• **Work required**
Below, find each line holding "مداواة" and state how many there are, using the number alone.
□ □ □
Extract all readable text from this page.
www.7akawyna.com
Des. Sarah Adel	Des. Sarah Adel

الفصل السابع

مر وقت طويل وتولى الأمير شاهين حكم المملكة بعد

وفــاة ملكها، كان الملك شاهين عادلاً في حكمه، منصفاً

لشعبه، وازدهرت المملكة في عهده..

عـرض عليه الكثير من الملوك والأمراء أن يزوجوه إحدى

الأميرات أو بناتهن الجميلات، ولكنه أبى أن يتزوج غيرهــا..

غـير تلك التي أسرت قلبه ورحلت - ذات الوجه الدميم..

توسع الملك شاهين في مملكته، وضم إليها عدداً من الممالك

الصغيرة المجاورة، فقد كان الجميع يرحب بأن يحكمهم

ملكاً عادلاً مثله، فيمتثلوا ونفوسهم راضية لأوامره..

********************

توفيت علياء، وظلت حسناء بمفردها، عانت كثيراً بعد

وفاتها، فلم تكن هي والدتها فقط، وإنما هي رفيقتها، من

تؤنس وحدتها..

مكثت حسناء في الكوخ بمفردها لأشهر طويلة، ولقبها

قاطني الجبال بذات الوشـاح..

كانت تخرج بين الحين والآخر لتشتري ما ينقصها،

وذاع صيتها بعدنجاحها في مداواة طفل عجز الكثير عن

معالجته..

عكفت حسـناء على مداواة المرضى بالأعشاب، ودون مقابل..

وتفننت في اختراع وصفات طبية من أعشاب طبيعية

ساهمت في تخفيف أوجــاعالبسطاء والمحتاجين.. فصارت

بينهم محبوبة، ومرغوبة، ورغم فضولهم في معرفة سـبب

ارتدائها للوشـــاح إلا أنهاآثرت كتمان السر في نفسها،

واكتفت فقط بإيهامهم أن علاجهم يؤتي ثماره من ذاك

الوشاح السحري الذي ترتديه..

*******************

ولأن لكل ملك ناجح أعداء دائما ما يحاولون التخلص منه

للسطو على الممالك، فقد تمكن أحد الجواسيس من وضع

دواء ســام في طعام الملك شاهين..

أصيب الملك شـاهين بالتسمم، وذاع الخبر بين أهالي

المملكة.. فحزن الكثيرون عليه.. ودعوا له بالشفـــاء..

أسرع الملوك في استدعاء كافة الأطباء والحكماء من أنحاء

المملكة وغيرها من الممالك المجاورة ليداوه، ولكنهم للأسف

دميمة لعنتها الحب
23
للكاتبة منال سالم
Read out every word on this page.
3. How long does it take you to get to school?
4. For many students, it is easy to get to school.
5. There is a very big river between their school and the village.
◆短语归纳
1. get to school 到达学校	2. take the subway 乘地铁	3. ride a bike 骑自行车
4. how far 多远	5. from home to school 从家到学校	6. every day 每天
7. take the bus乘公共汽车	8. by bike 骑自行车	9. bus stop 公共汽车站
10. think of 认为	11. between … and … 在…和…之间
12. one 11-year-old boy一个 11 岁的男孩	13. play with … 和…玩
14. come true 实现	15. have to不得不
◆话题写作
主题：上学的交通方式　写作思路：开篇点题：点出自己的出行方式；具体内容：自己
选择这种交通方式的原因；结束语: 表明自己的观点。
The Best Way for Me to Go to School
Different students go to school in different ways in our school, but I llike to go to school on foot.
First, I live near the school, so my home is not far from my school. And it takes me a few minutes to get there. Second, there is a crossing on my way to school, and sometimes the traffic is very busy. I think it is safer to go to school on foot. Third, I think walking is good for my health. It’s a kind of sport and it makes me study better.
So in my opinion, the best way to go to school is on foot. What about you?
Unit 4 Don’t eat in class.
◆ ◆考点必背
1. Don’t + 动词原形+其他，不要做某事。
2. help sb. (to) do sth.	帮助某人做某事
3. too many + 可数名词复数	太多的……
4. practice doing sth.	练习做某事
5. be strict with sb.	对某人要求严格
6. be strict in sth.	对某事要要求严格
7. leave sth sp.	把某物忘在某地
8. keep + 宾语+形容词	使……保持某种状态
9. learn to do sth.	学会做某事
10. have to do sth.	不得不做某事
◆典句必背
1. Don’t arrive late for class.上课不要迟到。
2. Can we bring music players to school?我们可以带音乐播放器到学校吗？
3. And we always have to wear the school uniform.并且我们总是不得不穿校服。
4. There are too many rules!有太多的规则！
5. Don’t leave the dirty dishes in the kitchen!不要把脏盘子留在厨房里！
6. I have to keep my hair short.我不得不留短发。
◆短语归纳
□ □ □
• **Exercise answer**
2